Data items
==============================

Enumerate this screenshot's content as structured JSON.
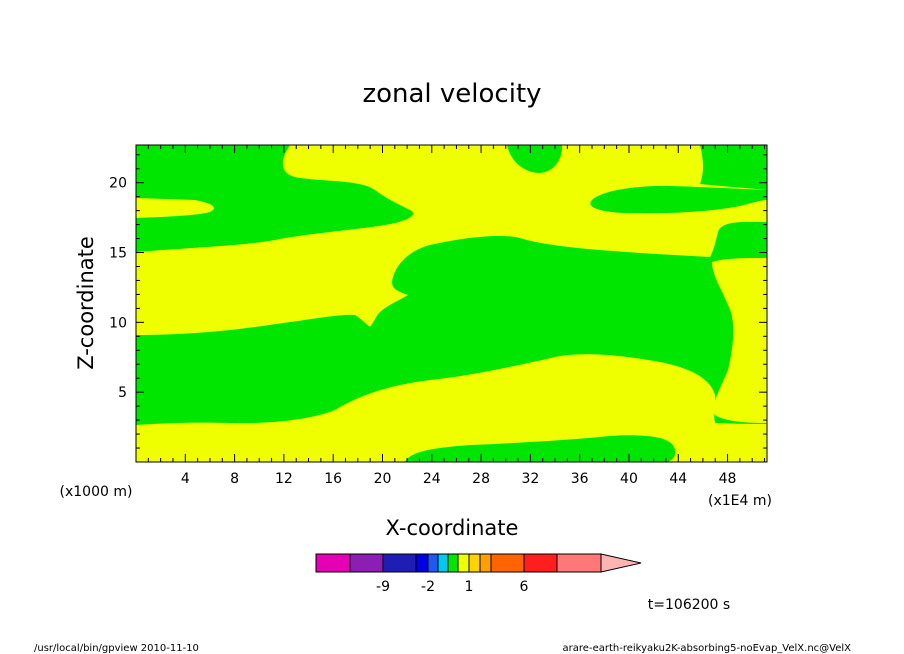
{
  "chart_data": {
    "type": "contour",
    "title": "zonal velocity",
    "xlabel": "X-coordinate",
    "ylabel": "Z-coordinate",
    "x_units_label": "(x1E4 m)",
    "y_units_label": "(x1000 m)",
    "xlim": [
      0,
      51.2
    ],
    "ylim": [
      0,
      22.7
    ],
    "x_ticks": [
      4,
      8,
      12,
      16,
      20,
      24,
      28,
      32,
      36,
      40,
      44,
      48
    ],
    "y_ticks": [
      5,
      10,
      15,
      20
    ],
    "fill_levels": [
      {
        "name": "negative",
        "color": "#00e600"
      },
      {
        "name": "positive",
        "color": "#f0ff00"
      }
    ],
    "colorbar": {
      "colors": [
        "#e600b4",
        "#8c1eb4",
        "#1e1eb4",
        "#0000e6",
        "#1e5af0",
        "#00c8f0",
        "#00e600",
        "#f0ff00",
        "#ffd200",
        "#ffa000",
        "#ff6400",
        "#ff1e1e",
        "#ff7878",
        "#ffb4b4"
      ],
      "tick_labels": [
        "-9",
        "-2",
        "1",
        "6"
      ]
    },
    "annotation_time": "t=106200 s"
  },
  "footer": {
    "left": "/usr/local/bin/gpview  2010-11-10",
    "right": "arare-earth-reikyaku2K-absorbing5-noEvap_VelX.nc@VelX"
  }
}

==============================

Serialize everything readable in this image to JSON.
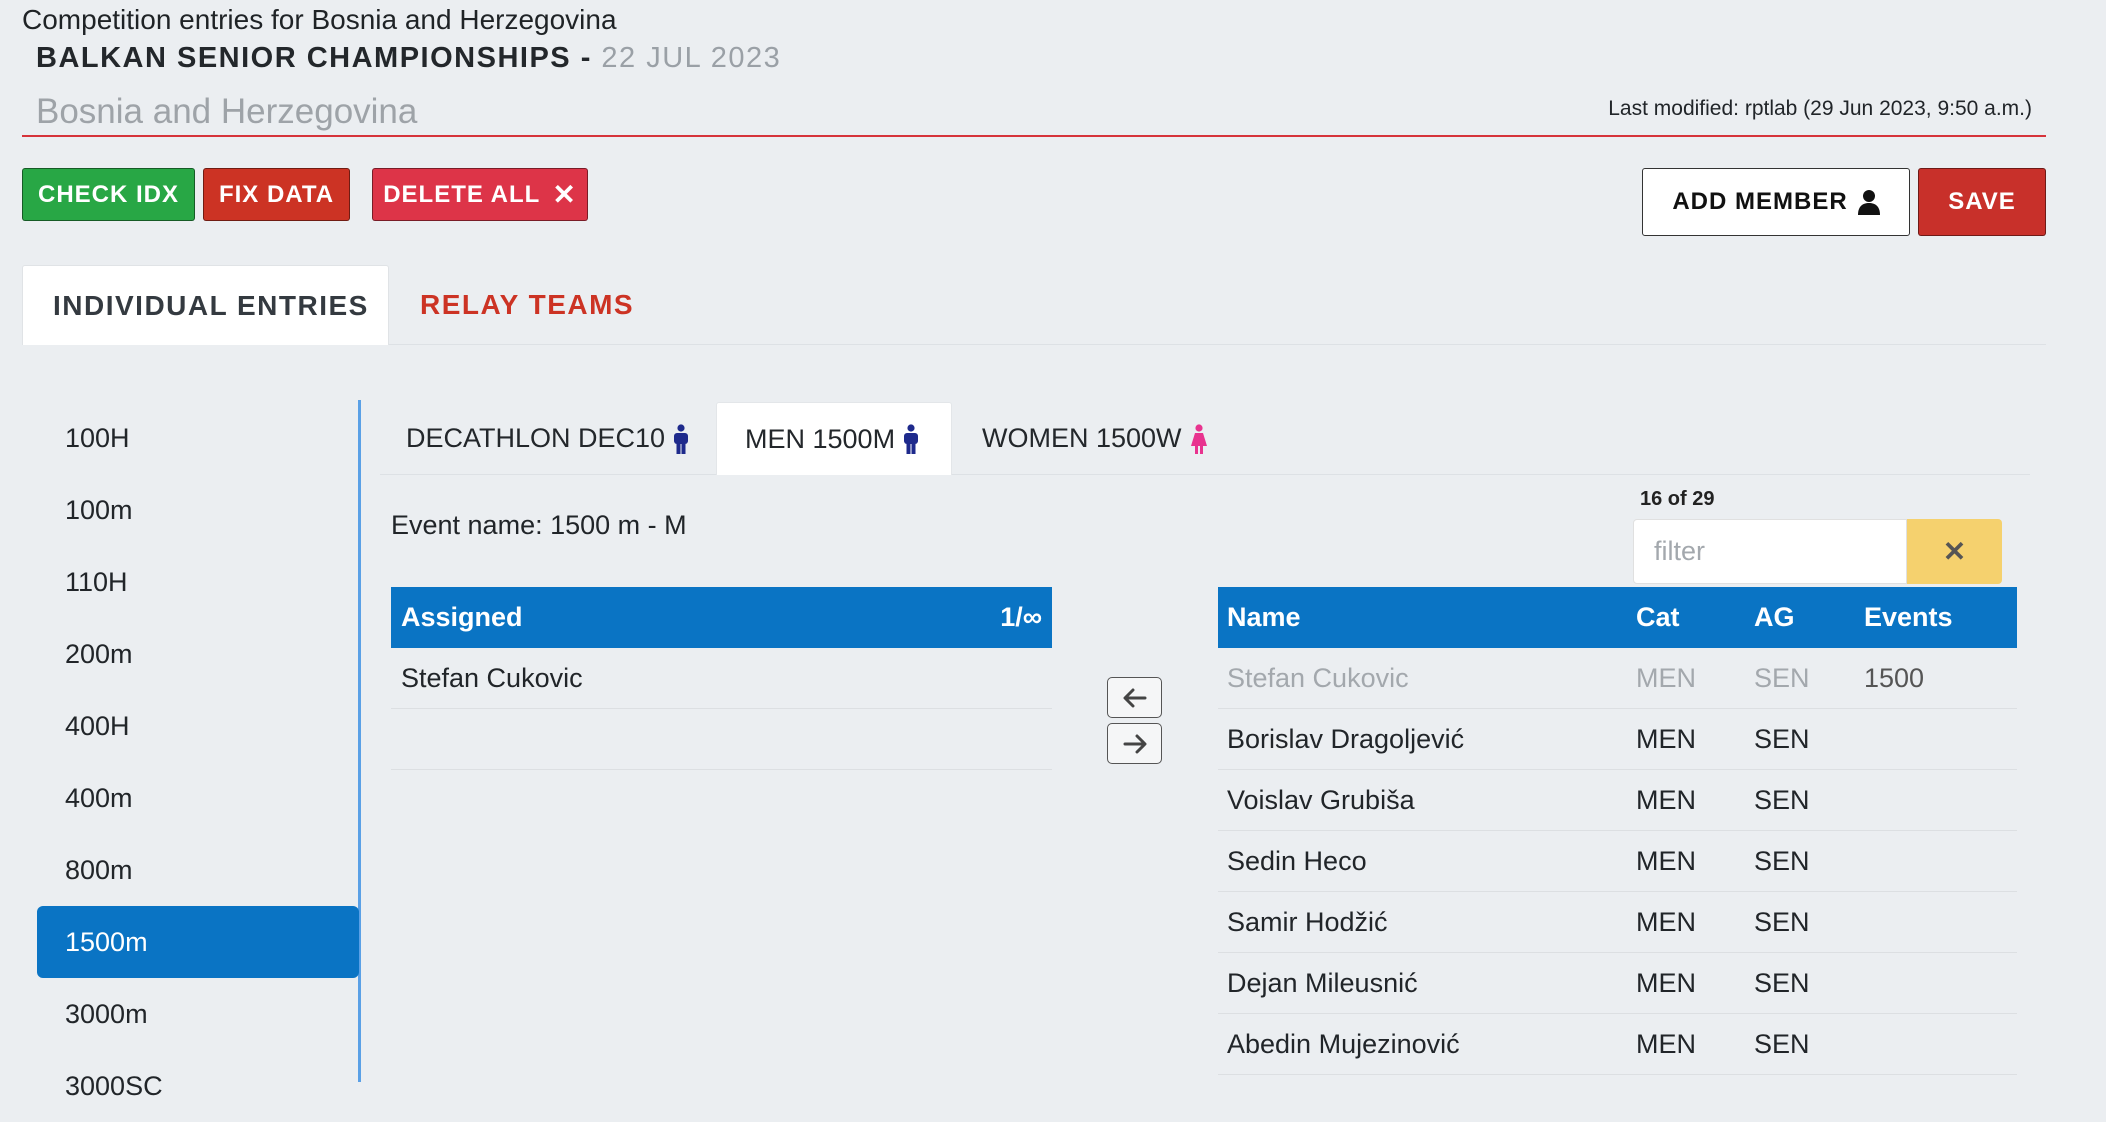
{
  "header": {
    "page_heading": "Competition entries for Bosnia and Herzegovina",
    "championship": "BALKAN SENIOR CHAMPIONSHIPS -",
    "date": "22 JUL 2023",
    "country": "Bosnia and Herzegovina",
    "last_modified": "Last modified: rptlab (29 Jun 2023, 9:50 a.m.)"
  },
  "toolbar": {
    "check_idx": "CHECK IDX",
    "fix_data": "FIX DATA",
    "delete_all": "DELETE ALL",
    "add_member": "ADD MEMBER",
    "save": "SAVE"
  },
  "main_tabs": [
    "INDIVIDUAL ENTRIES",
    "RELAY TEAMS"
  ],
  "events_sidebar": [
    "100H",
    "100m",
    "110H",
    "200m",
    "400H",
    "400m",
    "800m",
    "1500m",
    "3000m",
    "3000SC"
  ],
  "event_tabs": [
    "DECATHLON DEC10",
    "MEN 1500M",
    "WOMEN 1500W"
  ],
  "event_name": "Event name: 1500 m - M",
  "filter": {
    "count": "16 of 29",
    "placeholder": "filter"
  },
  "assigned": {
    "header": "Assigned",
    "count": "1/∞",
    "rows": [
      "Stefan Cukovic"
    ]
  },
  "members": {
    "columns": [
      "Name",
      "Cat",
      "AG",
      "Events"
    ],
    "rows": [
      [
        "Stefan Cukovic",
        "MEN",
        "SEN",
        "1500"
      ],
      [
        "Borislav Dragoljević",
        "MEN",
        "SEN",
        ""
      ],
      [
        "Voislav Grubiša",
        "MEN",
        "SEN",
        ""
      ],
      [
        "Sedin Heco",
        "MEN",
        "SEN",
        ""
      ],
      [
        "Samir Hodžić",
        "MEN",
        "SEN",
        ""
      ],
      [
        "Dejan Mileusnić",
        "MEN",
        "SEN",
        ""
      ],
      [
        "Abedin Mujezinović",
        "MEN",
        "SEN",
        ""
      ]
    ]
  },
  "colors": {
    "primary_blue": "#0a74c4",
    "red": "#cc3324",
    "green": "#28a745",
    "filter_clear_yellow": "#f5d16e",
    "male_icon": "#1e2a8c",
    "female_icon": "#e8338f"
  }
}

==============================

TASK BRIEF: From the listing above, copy every line that holds the string "Bosnia".

SOLUTION TO THE EXERCISE:
    "page_heading": "Competition entries for Bosnia and Herzegovina",
    "country": "Bosnia and Herzegovina",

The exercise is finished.